### DATA EXTRACT:
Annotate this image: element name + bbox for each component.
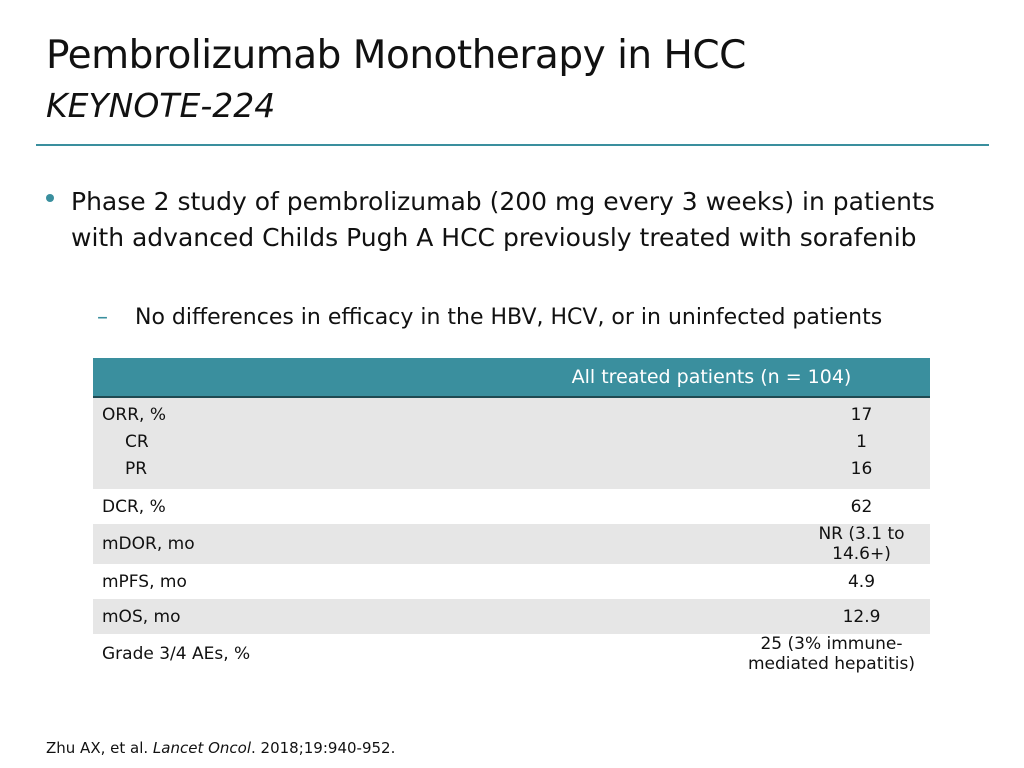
table-row: mOS, mo 12.9	[93, 599, 930, 634]
slide-title: Pembrolizumab Monotherapy in HCC	[46, 33, 746, 78]
row-value: 62	[850, 496, 873, 517]
sub-bullet-text: No differences in efficacy in the HBV, H…	[135, 305, 883, 330]
dash-icon: –	[97, 305, 108, 330]
row-label: CR	[125, 432, 149, 452]
row-value: 12.9	[842, 606, 881, 627]
row-value: 16	[850, 459, 873, 479]
table-row: DCR, % 62	[93, 489, 930, 524]
orr-value-cell: 17 1 16	[493, 397, 930, 489]
column-header: All treated patients (n = 104)	[493, 358, 930, 398]
bullet-item: Phase 2 study of pembrolizumab (200 mg e…	[46, 184, 946, 256]
row-label: mPFS, mo	[102, 571, 187, 592]
row-label: PR	[125, 459, 148, 479]
citation-journal: Lancet Oncol	[152, 739, 251, 757]
citation-authors: Zhu AX, et al.	[46, 739, 153, 757]
table-row: Grade 3/4 AEs, % 25 (3% immune-mediated …	[93, 634, 930, 674]
table-header-row: All treated patients (n = 104)	[93, 358, 930, 398]
table-row-orr: ORR, % CR PR 17 1 16	[93, 397, 930, 489]
sub-bullet-item: – No differences in efficacy in the HBV, …	[97, 302, 977, 334]
row-value: 4.9	[847, 571, 876, 592]
citation: Zhu AX, et al. Lancet Oncol. 2018;19:940…	[46, 738, 395, 758]
row-value: 25 (3% immune-mediated hepatitis)	[748, 634, 915, 674]
table-row: mPFS, mo 4.9	[93, 564, 930, 599]
header-empty-cell	[93, 358, 493, 398]
table-row: mDOR, mo NR (3.1 to 14.6+)	[93, 524, 930, 564]
row-label: mOS, mo	[102, 606, 181, 627]
row-value: 17	[850, 405, 873, 425]
title-divider	[36, 144, 989, 146]
bullet-text: Phase 2 study of pembrolizumab (200 mg e…	[71, 187, 935, 252]
orr-label-cell: ORR, % CR PR	[93, 397, 493, 489]
bullet-dot-icon	[46, 194, 54, 202]
row-value: 1	[856, 432, 867, 452]
slide-subtitle: KEYNOTE-224	[46, 86, 276, 125]
row-label: ORR, %	[102, 405, 166, 425]
results-table: All treated patients (n = 104) ORR, % CR…	[93, 358, 930, 674]
citation-details: . 2018;19:940-952.	[251, 739, 396, 757]
row-value: NR (3.1 to 14.6+)	[818, 524, 905, 564]
row-label: DCR, %	[102, 496, 166, 517]
row-label: mDOR, mo	[102, 534, 195, 554]
row-label: Grade 3/4 AEs, %	[102, 644, 251, 664]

### WHAT THE EXERCISE ASKS:
Work out how many lines of the data include the word "text", and write that number alone.

### OUTPUT FOR THIS EXERCISE:
2